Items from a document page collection
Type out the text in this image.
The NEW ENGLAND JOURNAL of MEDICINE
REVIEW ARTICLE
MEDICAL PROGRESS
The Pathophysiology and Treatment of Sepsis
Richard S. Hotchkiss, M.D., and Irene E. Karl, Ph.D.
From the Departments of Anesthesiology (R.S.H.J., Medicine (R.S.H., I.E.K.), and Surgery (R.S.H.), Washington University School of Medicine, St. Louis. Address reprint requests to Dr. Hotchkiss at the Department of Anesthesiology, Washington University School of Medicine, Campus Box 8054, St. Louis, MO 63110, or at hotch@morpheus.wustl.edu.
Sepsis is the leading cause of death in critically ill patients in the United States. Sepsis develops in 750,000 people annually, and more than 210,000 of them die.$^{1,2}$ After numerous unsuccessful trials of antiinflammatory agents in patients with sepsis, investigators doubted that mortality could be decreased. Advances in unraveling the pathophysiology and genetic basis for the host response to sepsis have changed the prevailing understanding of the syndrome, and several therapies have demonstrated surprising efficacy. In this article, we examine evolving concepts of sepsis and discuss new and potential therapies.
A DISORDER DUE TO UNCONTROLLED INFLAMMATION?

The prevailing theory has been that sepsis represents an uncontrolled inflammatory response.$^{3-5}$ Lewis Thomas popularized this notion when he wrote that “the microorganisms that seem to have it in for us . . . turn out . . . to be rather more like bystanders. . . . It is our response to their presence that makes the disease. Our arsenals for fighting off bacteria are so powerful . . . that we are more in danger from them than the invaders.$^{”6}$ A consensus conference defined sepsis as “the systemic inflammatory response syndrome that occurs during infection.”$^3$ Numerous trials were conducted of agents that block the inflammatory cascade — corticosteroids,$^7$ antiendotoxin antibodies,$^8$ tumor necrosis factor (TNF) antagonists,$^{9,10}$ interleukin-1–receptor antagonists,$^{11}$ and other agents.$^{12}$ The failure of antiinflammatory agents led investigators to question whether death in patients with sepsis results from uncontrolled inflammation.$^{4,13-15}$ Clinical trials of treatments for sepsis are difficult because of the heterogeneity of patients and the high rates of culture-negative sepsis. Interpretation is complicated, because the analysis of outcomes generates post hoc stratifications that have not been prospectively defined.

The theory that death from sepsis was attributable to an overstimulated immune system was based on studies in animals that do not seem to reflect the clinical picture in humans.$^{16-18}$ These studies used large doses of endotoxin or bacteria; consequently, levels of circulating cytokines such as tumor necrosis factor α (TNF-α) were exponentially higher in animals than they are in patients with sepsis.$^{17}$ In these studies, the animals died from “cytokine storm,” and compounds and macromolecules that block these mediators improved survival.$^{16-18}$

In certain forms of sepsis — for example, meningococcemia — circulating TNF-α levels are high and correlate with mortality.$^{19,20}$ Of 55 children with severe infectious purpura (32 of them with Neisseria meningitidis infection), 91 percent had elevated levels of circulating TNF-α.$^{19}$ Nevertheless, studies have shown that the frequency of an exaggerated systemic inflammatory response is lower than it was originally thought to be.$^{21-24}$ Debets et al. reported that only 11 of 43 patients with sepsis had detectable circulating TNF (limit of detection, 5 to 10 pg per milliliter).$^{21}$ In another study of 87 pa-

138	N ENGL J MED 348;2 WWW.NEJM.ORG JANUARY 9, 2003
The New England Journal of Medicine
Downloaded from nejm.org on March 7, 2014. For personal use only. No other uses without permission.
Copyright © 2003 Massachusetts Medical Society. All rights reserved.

- **Exercise**
Look over the records above, and wherever a line contains the string "Hotchkiss", copy that line.

- **Written solution**
Richard S. Hotchkiss, M.D., and Irene E. Karl, Ph.D.
From the Departments of Anesthesiology (R.S.H.J., Medicine (R.S.H., I.E.K.), and Surgery (R.S.H.), Washington University School of Medicine, St. Louis. Address reprint requests to Dr. Hotchkiss at the Department of Anesthesiology, Washington University School of Medicine, Campus Box 8054, St. Louis, MO 63110, or at hotch@morpheus.wustl.edu.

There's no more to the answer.